**TASK DETAILS:** Copy each line of the material below that includes the string "updated".

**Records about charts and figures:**
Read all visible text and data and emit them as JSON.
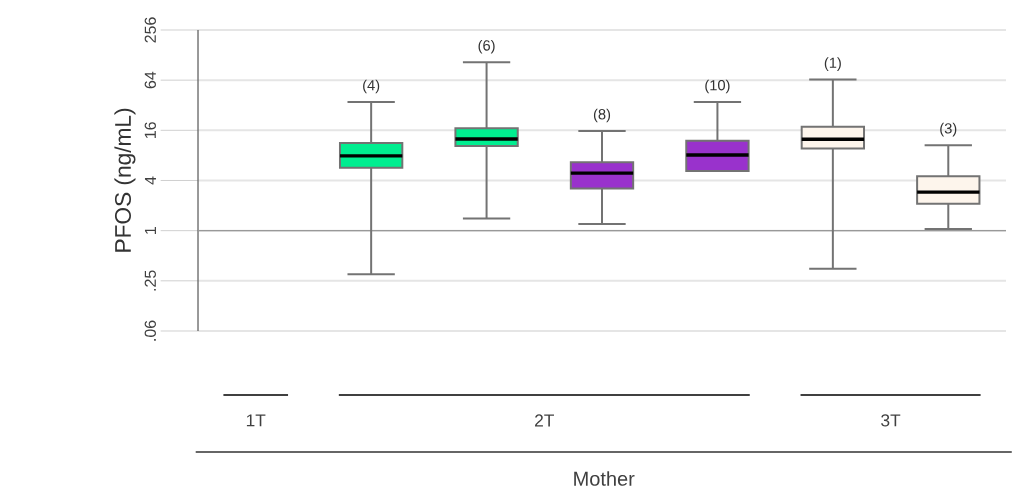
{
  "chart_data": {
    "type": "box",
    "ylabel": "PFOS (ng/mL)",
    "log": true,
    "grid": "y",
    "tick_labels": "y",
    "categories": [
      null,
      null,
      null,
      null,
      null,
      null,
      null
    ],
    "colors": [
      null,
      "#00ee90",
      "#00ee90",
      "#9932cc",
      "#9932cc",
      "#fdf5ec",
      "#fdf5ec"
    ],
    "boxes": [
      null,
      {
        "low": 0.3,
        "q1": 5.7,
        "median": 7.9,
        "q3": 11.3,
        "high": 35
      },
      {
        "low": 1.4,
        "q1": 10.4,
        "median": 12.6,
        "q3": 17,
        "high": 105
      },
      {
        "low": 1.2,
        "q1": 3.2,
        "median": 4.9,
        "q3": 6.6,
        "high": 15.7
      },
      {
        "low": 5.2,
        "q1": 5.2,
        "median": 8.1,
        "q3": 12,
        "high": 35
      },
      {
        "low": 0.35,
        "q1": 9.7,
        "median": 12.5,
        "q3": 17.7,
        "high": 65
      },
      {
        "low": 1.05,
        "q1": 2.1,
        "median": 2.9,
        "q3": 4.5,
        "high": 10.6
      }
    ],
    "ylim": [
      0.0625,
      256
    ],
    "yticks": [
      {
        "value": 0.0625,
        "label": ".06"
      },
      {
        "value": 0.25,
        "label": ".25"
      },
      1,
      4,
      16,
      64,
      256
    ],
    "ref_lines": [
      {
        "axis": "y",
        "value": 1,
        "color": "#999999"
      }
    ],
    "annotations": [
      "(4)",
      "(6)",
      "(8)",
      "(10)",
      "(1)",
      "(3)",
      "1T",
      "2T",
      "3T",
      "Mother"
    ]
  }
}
...
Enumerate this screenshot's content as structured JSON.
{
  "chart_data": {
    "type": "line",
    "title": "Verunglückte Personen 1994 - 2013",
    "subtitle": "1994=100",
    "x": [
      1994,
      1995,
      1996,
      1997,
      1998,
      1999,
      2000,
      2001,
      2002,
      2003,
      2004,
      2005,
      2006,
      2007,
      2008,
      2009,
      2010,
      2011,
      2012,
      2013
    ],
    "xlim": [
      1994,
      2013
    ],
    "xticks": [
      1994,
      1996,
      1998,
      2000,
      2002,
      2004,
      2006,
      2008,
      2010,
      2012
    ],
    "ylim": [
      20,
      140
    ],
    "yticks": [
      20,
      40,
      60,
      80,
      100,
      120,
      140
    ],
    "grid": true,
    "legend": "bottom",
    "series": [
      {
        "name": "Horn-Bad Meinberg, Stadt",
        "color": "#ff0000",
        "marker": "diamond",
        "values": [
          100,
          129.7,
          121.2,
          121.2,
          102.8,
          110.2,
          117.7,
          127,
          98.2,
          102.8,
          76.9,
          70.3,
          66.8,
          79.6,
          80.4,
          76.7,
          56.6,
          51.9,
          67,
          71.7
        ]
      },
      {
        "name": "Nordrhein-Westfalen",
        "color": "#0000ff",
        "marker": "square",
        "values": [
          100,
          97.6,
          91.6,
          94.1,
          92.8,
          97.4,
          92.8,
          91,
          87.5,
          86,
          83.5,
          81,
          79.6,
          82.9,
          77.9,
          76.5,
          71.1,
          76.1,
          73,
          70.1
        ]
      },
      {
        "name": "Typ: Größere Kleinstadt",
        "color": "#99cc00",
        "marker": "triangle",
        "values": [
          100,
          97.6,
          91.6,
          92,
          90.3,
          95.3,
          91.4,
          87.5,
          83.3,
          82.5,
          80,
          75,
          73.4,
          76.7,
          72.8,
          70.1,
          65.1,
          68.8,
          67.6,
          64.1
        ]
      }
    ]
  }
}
...
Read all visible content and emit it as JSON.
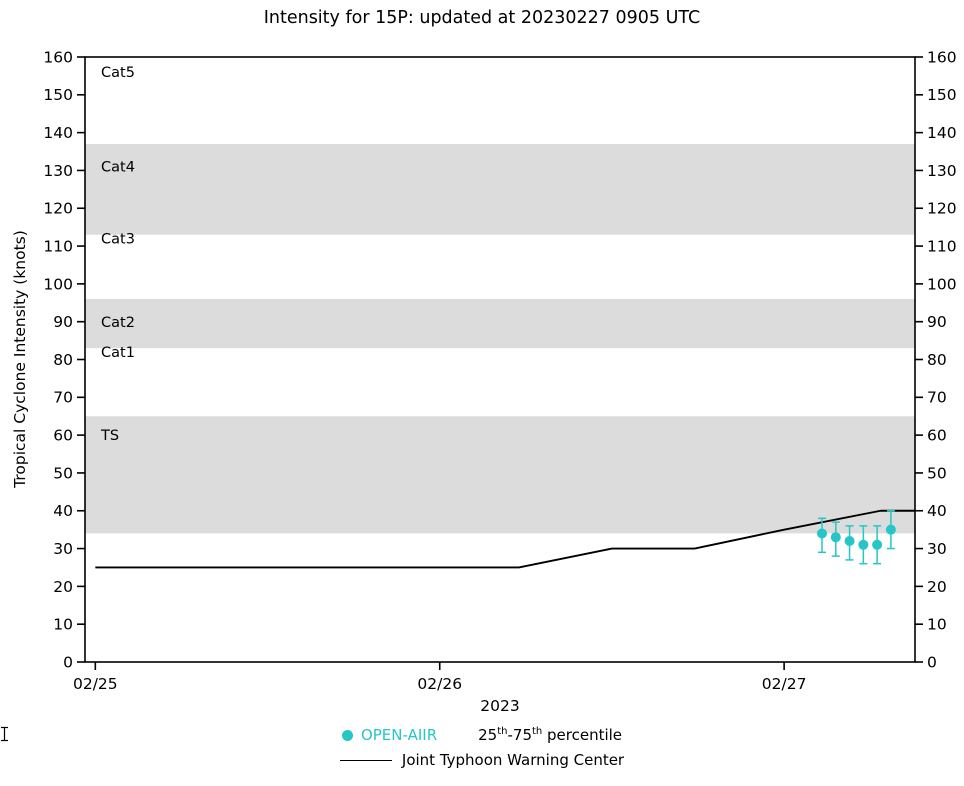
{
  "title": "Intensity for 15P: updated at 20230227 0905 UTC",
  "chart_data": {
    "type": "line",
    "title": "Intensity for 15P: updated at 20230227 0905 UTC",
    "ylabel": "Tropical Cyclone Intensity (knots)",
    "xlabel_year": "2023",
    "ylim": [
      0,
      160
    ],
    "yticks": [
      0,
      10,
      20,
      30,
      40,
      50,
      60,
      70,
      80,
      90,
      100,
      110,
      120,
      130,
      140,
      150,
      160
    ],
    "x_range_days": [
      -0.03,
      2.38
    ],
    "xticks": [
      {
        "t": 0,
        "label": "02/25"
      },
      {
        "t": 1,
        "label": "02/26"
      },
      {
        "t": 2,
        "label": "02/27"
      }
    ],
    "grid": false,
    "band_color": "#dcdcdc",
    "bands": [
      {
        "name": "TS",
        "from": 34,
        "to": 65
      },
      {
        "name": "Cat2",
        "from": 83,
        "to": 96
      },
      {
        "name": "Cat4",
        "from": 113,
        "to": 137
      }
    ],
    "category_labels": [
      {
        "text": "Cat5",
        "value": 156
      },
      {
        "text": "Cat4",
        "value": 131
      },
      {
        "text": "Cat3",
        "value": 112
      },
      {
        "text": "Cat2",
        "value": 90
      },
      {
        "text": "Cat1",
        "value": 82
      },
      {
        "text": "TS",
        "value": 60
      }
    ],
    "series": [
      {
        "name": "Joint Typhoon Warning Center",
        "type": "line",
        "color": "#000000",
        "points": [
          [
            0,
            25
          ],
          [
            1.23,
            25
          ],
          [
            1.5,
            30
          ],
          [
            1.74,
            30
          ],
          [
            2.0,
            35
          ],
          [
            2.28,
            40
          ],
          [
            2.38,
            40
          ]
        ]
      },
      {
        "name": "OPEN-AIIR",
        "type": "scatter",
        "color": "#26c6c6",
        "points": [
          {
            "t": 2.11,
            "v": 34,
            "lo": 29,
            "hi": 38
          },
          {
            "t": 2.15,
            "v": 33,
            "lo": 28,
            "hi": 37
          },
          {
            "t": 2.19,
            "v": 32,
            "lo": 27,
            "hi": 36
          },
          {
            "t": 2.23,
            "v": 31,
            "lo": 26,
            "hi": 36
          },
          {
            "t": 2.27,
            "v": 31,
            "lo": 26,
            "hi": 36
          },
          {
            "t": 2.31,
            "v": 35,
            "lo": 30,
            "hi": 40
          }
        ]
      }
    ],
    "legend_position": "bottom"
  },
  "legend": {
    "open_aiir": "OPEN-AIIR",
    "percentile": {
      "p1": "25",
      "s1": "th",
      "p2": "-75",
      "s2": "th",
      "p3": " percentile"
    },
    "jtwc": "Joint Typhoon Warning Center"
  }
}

**OUTPUT FOR THIS EXERCISE:**
  "title": "Intensity for 15P: updated at 20230227 0905 UTC",
    "title": "Intensity for 15P: updated at 20230227 0905 UTC",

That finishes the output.